__Required task__: Exactly repeat the material, dropping every picture from the copy.
------ Provided information ------
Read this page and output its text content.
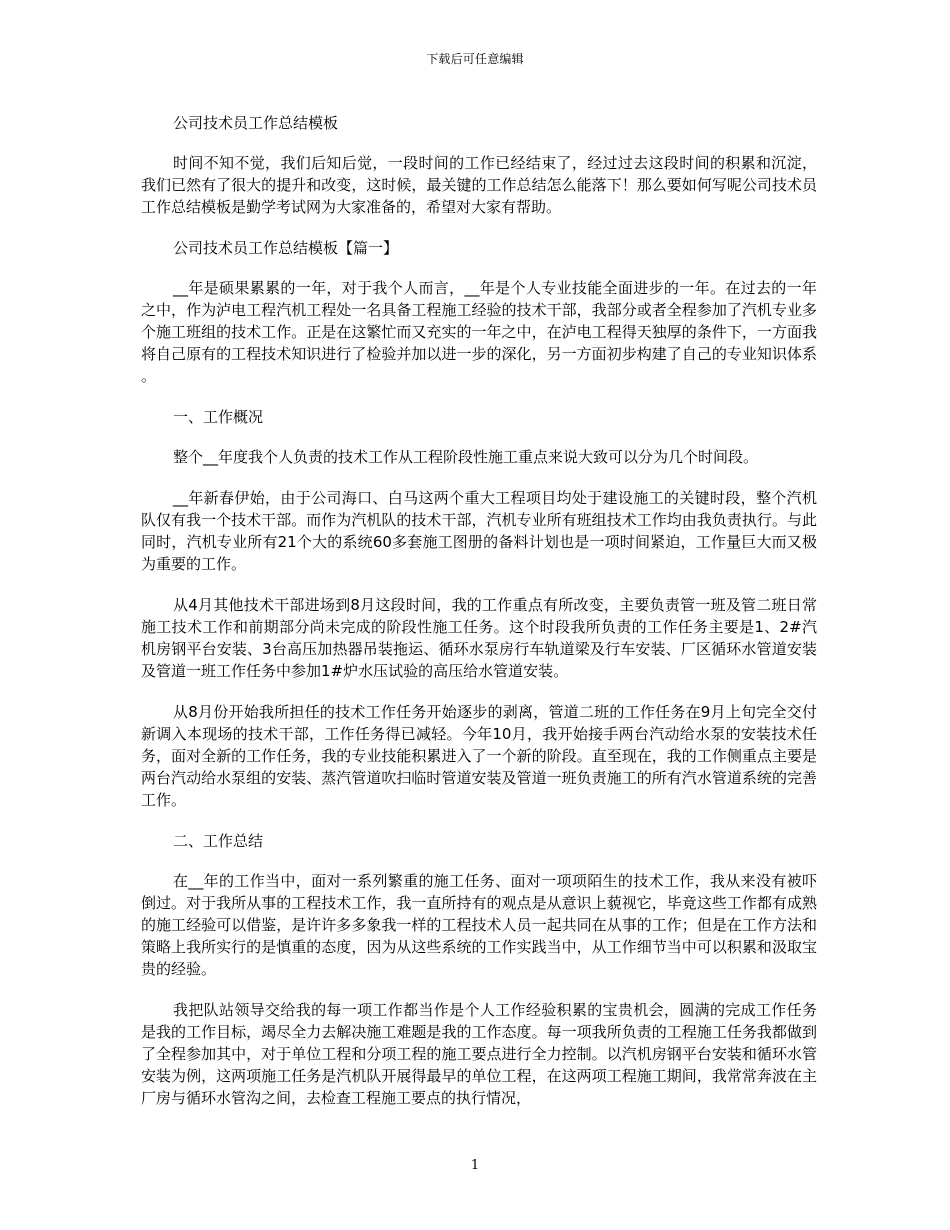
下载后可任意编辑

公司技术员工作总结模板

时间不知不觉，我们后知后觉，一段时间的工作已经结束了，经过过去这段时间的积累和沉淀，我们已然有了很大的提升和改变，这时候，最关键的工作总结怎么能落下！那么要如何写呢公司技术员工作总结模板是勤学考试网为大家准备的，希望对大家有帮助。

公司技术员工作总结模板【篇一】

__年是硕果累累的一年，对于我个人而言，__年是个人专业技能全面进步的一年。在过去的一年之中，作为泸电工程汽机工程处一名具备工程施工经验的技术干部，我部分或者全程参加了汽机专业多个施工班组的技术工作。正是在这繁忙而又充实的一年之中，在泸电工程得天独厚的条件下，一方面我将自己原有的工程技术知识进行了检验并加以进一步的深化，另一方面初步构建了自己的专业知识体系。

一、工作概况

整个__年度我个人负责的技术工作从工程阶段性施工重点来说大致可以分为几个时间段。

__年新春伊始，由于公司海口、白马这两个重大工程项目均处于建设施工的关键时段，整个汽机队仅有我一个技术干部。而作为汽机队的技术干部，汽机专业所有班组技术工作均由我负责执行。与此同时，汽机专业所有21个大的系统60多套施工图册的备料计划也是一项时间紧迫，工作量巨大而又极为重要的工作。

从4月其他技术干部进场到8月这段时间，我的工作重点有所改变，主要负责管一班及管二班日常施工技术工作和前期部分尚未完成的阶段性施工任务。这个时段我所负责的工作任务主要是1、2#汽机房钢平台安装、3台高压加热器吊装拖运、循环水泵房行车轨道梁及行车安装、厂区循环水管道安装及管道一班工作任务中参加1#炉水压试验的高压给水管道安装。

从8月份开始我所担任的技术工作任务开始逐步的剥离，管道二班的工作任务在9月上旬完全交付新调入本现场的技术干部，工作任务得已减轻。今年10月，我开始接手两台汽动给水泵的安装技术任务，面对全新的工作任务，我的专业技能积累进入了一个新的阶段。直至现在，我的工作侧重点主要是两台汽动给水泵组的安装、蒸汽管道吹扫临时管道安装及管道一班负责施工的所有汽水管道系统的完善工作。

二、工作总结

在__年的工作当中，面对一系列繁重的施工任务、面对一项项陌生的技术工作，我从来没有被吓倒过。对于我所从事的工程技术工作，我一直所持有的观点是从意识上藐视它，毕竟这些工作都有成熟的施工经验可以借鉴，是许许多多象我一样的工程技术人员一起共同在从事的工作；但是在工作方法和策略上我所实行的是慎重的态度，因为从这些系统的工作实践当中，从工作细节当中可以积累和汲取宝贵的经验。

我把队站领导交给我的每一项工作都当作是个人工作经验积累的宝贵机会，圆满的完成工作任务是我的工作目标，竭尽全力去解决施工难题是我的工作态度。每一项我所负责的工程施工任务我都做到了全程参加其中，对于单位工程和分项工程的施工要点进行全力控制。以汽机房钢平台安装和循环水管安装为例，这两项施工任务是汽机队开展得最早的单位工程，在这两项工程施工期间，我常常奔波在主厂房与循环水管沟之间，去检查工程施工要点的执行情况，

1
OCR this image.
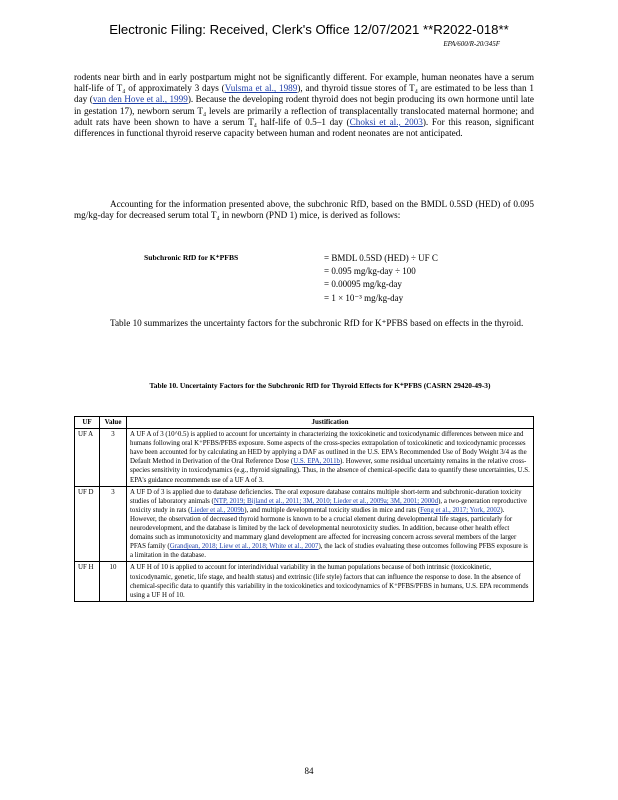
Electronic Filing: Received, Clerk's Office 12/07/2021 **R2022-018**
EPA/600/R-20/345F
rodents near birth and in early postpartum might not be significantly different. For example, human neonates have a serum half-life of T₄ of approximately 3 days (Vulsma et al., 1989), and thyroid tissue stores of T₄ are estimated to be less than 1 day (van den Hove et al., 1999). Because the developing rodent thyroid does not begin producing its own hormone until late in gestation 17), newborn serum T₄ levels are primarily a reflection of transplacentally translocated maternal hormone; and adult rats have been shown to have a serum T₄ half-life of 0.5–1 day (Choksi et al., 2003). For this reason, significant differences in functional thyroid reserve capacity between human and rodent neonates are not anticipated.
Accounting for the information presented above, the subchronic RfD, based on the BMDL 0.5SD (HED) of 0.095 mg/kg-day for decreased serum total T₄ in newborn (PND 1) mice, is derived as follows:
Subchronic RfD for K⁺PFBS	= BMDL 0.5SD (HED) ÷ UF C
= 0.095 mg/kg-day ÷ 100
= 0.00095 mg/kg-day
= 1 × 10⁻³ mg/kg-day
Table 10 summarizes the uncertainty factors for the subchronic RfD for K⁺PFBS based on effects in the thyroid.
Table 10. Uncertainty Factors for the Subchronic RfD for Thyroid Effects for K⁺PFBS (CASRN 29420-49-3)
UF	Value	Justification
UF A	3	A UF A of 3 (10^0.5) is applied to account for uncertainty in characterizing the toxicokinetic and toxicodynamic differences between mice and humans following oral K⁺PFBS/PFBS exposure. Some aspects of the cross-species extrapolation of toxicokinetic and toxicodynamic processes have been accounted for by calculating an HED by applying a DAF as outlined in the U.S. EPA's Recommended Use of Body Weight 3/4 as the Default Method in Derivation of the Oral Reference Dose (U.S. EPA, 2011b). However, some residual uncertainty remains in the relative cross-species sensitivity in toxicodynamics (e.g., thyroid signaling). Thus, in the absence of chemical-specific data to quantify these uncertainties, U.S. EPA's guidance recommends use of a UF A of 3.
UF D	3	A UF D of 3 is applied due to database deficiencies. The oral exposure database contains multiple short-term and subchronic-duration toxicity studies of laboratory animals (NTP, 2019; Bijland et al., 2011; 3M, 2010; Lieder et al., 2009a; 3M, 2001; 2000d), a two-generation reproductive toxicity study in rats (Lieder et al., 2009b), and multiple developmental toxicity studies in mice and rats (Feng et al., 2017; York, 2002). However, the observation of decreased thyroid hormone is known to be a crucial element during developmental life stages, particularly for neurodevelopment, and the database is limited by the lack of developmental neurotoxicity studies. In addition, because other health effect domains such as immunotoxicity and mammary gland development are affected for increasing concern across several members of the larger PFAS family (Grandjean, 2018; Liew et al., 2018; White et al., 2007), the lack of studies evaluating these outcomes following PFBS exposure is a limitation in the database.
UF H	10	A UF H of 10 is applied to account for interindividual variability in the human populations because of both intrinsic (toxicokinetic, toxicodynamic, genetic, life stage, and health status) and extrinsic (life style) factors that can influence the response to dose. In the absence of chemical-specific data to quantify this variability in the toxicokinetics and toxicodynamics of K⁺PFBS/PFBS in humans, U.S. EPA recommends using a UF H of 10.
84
------
__Solution__:
Read this page and output its text content.
下载后可任意编辑

公司技术员工作总结模板

时间不知不觉，我们后知后觉，一段时间的工作已经结束了，经过过去这段时间的积累和沉淀，我们已然有了很大的提升和改变，这时候，最关键的工作总结怎么能落下！那么要如何写呢公司技术员工作总结模板是勤学考试网为大家准备的，希望对大家有帮助。

公司技术员工作总结模板【篇一】

__年是硕果累累的一年，对于我个人而言，__年是个人专业技能全面进步的一年。在过去的一年之中，作为泸电工程汽机工程处一名具备工程施工经验的技术干部，我部分或者全程参加了汽机专业多个施工班组的技术工作。正是在这繁忙而又充实的一年之中，在泸电工程得天独厚的条件下，一方面我将自己原有的工程技术知识进行了检验并加以进一步的深化，另一方面初步构建了自己的专业知识体系。

一、工作概况

整个__年度我个人负责的技术工作从工程阶段性施工重点来说大致可以分为几个时间段。

__年新春伊始，由于公司海口、白马这两个重大工程项目均处于建设施工的关键时段，整个汽机队仅有我一个技术干部。而作为汽机队的技术干部，汽机专业所有班组技术工作均由我负责执行。与此同时，汽机专业所有21个大的系统60多套施工图册的备料计划也是一项时间紧迫，工作量巨大而又极为重要的工作。

从4月其他技术干部进场到8月这段时间，我的工作重点有所改变，主要负责管一班及管二班日常施工技术工作和前期部分尚未完成的阶段性施工任务。这个时段我所负责的工作任务主要是1、2#汽机房钢平台安装、3台高压加热器吊装拖运、循环水泵房行车轨道梁及行车安装、厂区循环水管道安装及管道一班工作任务中参加1#炉水压试验的高压给水管道安装。

从8月份开始我所担任的技术工作任务开始逐步的剥离，管道二班的工作任务在9月上旬完全交付新调入本现场的技术干部，工作任务得已减轻。今年10月，我开始接手两台汽动给水泵的安装技术任务，面对全新的工作任务，我的专业技能积累进入了一个新的阶段。直至现在，我的工作侧重点主要是两台汽动给水泵组的安装、蒸汽管道吹扫临时管道安装及管道一班负责施工的所有汽水管道系统的完善工作。

二、工作总结

在__年的工作当中，面对一系列繁重的施工任务、面对一项项陌生的技术工作，我从来没有被吓倒过。对于我所从事的工程技术工作，我一直所持有的观点是从意识上藐视它，毕竟这些工作都有成熟的施工经验可以借鉴，是许许多多象我一样的工程技术人员一起共同在从事的工作；但是在工作方法和策略上我所实行的是慎重的态度，因为从这些系统的工作实践当中，从工作细节当中可以积累和汲取宝贵的经验。

我把队站领导交给我的每一项工作都当作是个人工作经验积累的宝贵机会，圆满的完成工作任务是我的工作目标，竭尽全力去解决施工难题是我的工作态度。每一项我所负责的工程施工任务我都做到了全程参加其中，对于单位工程和分项工程的施工要点进行全力控制。以汽机房钢平台安装和循环水管安装为例，这两项施工任务是汽机队开展得最早的单位工程，在这两项工程施工期间，我常常奔波在主厂房与循环水管沟之间，去检查工程施工要点的执行情况，

1
OCR this image.
Electronic Filing: Received, Clerk's Office 12/07/2021 **R2022-018**
EPA/600/R-20/345F
rodents near birth and in early postpartum might not be significantly different. For example, human neonates have a serum half-life of T₄ of approximately 3 days (Vulsma et al., 1989), and thyroid tissue stores of T₄ are estimated to be less than 1 day (van den Hove et al., 1999). Because the developing rodent thyroid does not begin producing its own hormone until late in gestation 17), newborn serum T₄ levels are primarily a reflection of transplacentally translocated maternal hormone; and adult rats have been shown to have a serum T₄ half-life of 0.5–1 day (Choksi et al., 2003). For this reason, significant differences in functional thyroid reserve capacity between human and rodent neonates are not anticipated.
Accounting for the information presented above, the subchronic RfD, based on the BMDL 0.5SD (HED) of 0.095 mg/kg-day for decreased serum total T₄ in newborn (PND 1) mice, is derived as follows:
Subchronic RfD for K⁺PFBS	= BMDL 0.5SD (HED) ÷ UF C
= 0.095 mg/kg-day ÷ 100
= 0.00095 mg/kg-day
= 1 × 10⁻³ mg/kg-day
Table 10 summarizes the uncertainty factors for the subchronic RfD for K⁺PFBS based on effects in the thyroid.
Table 10. Uncertainty Factors for the Subchronic RfD for Thyroid Effects for K⁺PFBS (CASRN 29420-49-3)
UF	Value	Justification
UF A	3	A UF A of 3 (10^0.5) is applied to account for uncertainty in characterizing the toxicokinetic and toxicodynamic differences between mice and humans following oral K⁺PFBS/PFBS exposure. Some aspects of the cross-species extrapolation of toxicokinetic and toxicodynamic processes have been accounted for by calculating an HED by applying a DAF as outlined in the U.S. EPA's Recommended Use of Body Weight 3/4 as the Default Method in Derivation of the Oral Reference Dose (U.S. EPA, 2011b). However, some residual uncertainty remains in the relative cross-species sensitivity in toxicodynamics (e.g., thyroid signaling). Thus, in the absence of chemical-specific data to quantify these uncertainties, U.S. EPA's guidance recommends use of a UF A of 3.
UF D	3	A UF D of 3 is applied due to database deficiencies. The oral exposure database contains multiple short-term and subchronic-duration toxicity studies of laboratory animals (NTP, 2019; Bijland et al., 2011; 3M, 2010; Lieder et al., 2009a; 3M, 2001; 2000d), a two-generation reproductive toxicity study in rats (Lieder et al., 2009b), and multiple developmental toxicity studies in mice and rats (Feng et al., 2017; York, 2002). However, the observation of decreased thyroid hormone is known to be a crucial element during developmental life stages, particularly for neurodevelopment, and the database is limited by the lack of developmental neurotoxicity studies. In addition, because other health effect domains such as immunotoxicity and mammary gland development are affected for increasing concern across several members of the larger PFAS family (Grandjean, 2018; Liew et al., 2018; White et al., 2007), the lack of studies evaluating these outcomes following PFBS exposure is a limitation in the database.
UF H	10	A UF H of 10 is applied to account for interindividual variability in the human populations because of both intrinsic (toxicokinetic, toxicodynamic, genetic, life stage, and health status) and extrinsic (life style) factors that can influence the response to dose. In the absence of chemical-specific data to quantify this variability in the toxicokinetics and toxicodynamics of K⁺PFBS/PFBS in humans, U.S. EPA recommends using a UF H of 10.
84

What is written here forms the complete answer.